Start DATA PROVIDED
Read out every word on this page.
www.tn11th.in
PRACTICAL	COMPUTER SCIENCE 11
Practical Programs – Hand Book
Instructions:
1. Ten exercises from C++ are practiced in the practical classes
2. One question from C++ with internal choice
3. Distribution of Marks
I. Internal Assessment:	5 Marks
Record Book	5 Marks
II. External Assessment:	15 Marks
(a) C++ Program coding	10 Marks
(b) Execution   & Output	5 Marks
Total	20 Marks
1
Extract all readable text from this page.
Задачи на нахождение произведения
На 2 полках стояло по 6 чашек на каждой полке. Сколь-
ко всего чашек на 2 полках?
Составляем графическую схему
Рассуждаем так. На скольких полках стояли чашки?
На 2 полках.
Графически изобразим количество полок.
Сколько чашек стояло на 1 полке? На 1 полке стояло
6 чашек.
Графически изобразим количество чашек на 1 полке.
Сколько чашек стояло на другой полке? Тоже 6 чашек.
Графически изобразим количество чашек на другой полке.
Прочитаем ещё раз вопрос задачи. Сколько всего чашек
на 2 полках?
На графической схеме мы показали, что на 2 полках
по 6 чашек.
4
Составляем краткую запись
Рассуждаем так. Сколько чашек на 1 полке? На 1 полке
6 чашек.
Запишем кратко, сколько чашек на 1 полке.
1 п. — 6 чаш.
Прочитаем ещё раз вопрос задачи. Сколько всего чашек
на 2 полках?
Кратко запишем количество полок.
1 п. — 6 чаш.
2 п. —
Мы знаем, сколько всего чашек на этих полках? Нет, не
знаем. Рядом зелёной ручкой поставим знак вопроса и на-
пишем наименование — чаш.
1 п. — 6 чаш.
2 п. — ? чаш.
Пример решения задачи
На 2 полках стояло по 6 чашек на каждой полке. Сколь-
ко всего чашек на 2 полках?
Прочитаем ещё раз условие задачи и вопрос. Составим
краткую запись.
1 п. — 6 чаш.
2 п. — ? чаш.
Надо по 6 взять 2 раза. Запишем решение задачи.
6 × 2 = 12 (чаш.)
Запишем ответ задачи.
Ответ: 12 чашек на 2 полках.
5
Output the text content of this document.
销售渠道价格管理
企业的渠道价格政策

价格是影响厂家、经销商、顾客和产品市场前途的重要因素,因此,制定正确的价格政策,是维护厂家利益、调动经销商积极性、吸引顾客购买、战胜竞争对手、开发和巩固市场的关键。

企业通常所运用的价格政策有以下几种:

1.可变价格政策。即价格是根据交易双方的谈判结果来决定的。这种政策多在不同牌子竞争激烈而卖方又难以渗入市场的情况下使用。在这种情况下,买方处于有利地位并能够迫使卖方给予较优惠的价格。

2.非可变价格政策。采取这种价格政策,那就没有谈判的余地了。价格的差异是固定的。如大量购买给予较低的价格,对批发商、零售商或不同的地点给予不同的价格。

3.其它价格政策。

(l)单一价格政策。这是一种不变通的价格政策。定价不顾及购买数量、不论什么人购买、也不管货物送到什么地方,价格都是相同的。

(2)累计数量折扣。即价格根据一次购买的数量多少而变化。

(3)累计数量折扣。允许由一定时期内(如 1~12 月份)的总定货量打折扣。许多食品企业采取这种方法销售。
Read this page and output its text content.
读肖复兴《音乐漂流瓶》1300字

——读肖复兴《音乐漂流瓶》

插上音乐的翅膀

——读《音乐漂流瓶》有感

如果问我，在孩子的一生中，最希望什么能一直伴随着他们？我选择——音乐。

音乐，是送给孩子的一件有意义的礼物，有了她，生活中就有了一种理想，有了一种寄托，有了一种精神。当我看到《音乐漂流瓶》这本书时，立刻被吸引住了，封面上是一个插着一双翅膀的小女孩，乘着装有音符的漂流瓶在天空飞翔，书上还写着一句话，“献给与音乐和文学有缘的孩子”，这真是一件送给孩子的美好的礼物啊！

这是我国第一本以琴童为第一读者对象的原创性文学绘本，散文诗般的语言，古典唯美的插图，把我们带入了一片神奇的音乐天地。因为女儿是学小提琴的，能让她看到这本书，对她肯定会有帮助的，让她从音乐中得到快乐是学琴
End DATA PROVIDED
SHORT PROBLEM> Output the records verbatim, from the first line to the last.

COMPLETE RESPONSE>
Read out every word on this page.
www.tn11th.in
PRACTICAL	COMPUTER SCIENCE 11
Practical Programs – Hand Book
Instructions:
1. Ten exercises from C++ are practiced in the practical classes
2. One question from C++ with internal choice
3. Distribution of Marks
I. Internal Assessment:	5 Marks
Record Book	5 Marks
II. External Assessment:	15 Marks
(a) C++ Program coding	10 Marks
(b) Execution   & Output	5 Marks
Total	20 Marks
1
Extract all readable text from this page.
Задачи на нахождение произведения
На 2 полках стояло по 6 чашек на каждой полке. Сколь-
ко всего чашек на 2 полках?
Составляем графическую схему
Рассуждаем так. На скольких полках стояли чашки?
На 2 полках.
Графически изобразим количество полок.
Сколько чашек стояло на 1 полке? На 1 полке стояло
6 чашек.
Графически изобразим количество чашек на 1 полке.
Сколько чашек стояло на другой полке? Тоже 6 чашек.
Графически изобразим количество чашек на другой полке.
Прочитаем ещё раз вопрос задачи. Сколько всего чашек
на 2 полках?
На графической схеме мы показали, что на 2 полках
по 6 чашек.
4
Составляем краткую запись
Рассуждаем так. Сколько чашек на 1 полке? На 1 полке
6 чашек.
Запишем кратко, сколько чашек на 1 полке.
1 п. — 6 чаш.
Прочитаем ещё раз вопрос задачи. Сколько всего чашек
на 2 полках?
Кратко запишем количество полок.
1 п. — 6 чаш.
2 п. —
Мы знаем, сколько всего чашек на этих полках? Нет, не
знаем. Рядом зелёной ручкой поставим знак вопроса и на-
пишем наименование — чаш.
1 п. — 6 чаш.
2 п. — ? чаш.
Пример решения задачи
На 2 полках стояло по 6 чашек на каждой полке. Сколь-
ко всего чашек на 2 полках?
Прочитаем ещё раз условие задачи и вопрос. Составим
краткую запись.
1 п. — 6 чаш.
2 п. — ? чаш.
Надо по 6 взять 2 раза. Запишем решение задачи.
6 × 2 = 12 (чаш.)
Запишем ответ задачи.
Ответ: 12 чашек на 2 полках.
5
Output the text content of this document.
销售渠道价格管理
企业的渠道价格政策

价格是影响厂家、经销商、顾客和产品市场前途的重要因素,因此,制定正确的价格政策,是维护厂家利益、调动经销商积极性、吸引顾客购买、战胜竞争对手、开发和巩固市场的关键。

企业通常所运用的价格政策有以下几种:

1.可变价格政策。即价格是根据交易双方的谈判结果来决定的。这种政策多在不同牌子竞争激烈而卖方又难以渗入市场的情况下使用。在这种情况下,买方处于有利地位并能够迫使卖方给予较优惠的价格。

2.非可变价格政策。采取这种价格政策,那就没有谈判的余地了。价格的差异是固定的。如大量购买给予较低的价格,对批发商、零售商或不同的地点给予不同的价格。

3.其它价格政策。

(l)单一价格政策。这是一种不变通的价格政策。定价不顾及购买数量、不论什么人购买、也不管货物送到什么地方,价格都是相同的。

(2)累计数量折扣。即价格根据一次购买的数量多少而变化。

(3)累计数量折扣。允许由一定时期内(如 1~12 月份)的总定货量打折扣。许多食品企业采取这种方法销售。
Read this page and output its text content.
读肖复兴《音乐漂流瓶》1300字

——读肖复兴《音乐漂流瓶》

插上音乐的翅膀

——读《音乐漂流瓶》有感

如果问我，在孩子的一生中，最希望什么能一直伴随着他们？我选择——音乐。

音乐，是送给孩子的一件有意义的礼物，有了她，生活中就有了一种理想，有了一种寄托，有了一种精神。当我看到《音乐漂流瓶》这本书时，立刻被吸引住了，封面上是一个插着一双翅膀的小女孩，乘着装有音符的漂流瓶在天空飞翔，书上还写着一句话，“献给与音乐和文学有缘的孩子”，这真是一件送给孩子的美好的礼物啊！

这是我国第一本以琴童为第一读者对象的原创性文学绘本，散文诗般的语言，古典唯美的插图，把我们带入了一片神奇的音乐天地。因为女儿是学小提琴的，能让她看到这本书，对她肯定会有帮助的，让她从音乐中得到快乐是学琴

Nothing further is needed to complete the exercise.